__Dataset content__.
►

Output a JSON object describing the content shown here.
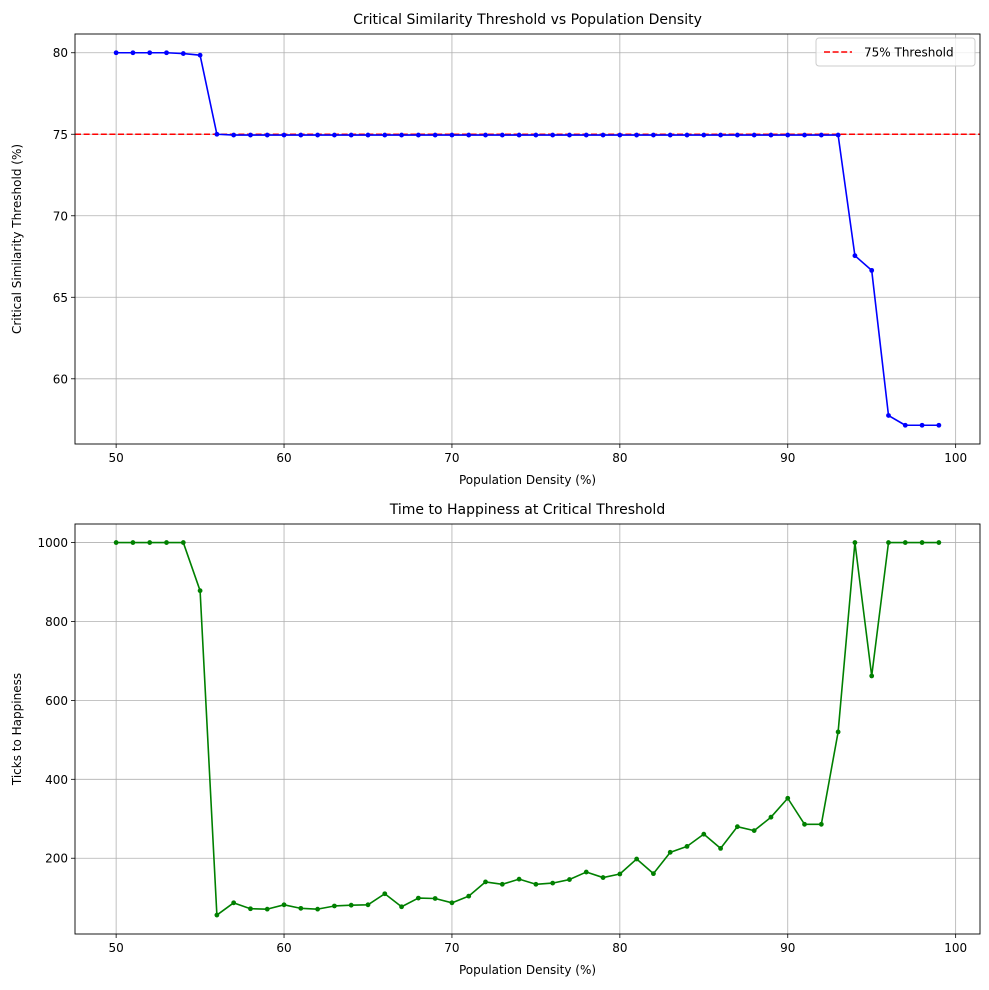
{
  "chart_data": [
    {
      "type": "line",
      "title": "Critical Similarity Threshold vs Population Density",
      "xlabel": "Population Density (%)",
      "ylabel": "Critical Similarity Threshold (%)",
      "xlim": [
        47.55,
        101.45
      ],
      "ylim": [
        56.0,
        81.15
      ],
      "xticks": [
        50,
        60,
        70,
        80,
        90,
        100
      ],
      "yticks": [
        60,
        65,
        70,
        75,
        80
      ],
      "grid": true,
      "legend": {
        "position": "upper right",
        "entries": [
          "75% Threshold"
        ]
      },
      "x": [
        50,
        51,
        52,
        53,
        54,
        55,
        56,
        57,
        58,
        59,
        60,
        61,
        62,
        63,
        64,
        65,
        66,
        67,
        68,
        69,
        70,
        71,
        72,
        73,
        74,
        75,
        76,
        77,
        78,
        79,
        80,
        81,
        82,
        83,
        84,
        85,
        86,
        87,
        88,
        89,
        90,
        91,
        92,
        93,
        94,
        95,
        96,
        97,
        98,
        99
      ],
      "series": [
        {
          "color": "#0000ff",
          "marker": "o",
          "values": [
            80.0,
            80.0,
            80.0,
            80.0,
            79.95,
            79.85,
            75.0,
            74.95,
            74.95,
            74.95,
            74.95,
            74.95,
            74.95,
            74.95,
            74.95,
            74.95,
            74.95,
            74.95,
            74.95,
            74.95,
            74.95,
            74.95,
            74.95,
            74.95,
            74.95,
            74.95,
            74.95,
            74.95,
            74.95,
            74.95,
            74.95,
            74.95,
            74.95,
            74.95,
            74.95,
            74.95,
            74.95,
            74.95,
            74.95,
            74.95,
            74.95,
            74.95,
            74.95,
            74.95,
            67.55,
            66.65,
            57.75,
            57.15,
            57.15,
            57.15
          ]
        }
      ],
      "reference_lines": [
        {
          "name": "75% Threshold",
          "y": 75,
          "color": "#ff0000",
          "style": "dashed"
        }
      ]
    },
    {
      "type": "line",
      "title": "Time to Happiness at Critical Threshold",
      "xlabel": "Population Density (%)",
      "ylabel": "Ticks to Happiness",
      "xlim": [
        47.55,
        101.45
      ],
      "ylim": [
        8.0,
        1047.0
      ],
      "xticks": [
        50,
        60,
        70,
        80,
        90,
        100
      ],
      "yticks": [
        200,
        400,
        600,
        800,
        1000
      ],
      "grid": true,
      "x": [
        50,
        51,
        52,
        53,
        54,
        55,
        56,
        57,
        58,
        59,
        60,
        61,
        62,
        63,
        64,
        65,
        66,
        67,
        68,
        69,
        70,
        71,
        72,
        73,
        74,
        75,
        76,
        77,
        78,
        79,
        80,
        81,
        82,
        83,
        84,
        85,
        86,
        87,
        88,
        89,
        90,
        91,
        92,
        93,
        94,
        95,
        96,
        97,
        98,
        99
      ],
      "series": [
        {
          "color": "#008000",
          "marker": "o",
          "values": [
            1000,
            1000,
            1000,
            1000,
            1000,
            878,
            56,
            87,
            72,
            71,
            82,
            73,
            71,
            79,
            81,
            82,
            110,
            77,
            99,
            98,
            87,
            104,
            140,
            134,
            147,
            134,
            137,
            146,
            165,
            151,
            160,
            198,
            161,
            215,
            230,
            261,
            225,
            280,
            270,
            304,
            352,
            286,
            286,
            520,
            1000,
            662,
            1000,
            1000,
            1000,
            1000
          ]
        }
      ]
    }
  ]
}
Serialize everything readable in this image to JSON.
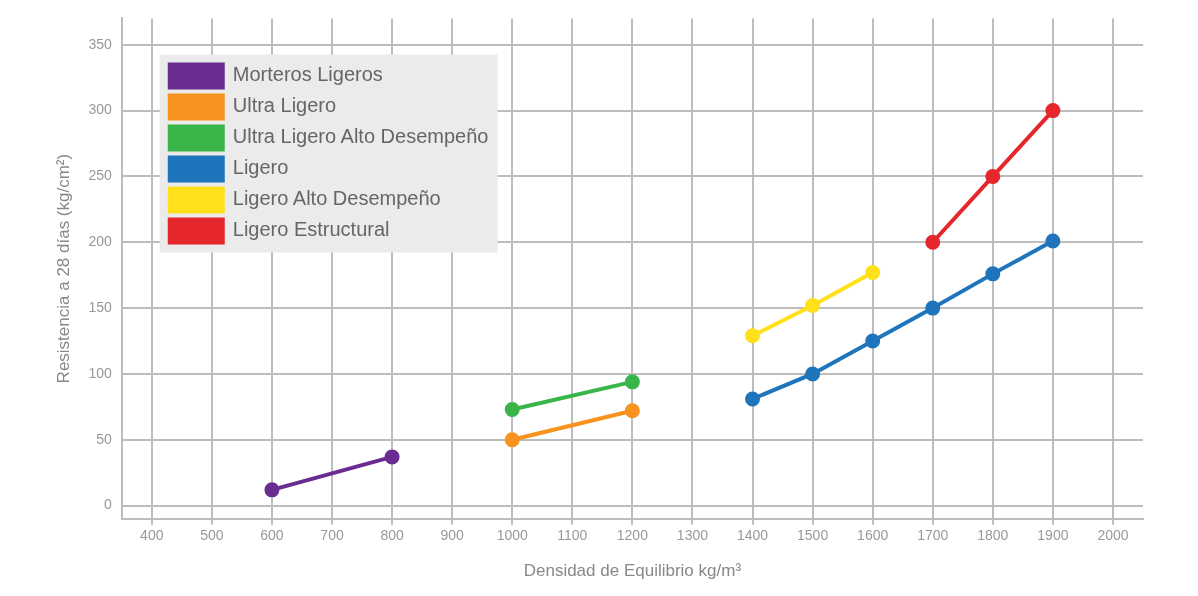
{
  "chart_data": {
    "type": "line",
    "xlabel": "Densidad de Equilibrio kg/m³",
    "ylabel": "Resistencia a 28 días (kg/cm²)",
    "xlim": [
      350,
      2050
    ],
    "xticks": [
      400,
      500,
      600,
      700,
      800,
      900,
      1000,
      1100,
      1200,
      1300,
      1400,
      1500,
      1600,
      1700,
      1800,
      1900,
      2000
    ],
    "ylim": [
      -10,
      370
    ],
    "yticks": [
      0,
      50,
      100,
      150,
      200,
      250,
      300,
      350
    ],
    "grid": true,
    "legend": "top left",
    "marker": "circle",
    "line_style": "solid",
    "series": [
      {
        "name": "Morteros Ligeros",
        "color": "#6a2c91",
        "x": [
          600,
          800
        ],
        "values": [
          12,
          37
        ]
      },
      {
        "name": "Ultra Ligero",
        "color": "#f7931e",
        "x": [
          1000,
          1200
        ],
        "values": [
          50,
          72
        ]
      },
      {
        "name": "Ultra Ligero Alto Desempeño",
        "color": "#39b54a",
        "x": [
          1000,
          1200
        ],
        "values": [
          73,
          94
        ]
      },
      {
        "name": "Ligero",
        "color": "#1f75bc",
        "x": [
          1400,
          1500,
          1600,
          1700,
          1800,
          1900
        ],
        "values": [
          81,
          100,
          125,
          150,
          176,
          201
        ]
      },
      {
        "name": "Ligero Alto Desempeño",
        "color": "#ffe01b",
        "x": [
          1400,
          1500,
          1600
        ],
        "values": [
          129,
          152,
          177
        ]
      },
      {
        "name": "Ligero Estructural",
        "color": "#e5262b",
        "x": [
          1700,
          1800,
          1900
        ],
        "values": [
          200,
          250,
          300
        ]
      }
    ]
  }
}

◄

__Brief__. Find "color". Copy every line it occurs in.

__Correct result__.
          "color": "#0000ff",
          "color": "#ff0000",
          "color": "#008000",
        "color": "#6a2c91",
        "color": "#f7931e",
        "color": "#39b54a",
        "color": "#1f75bc",
        "color": "#ffe01b",
        "color": "#e5262b",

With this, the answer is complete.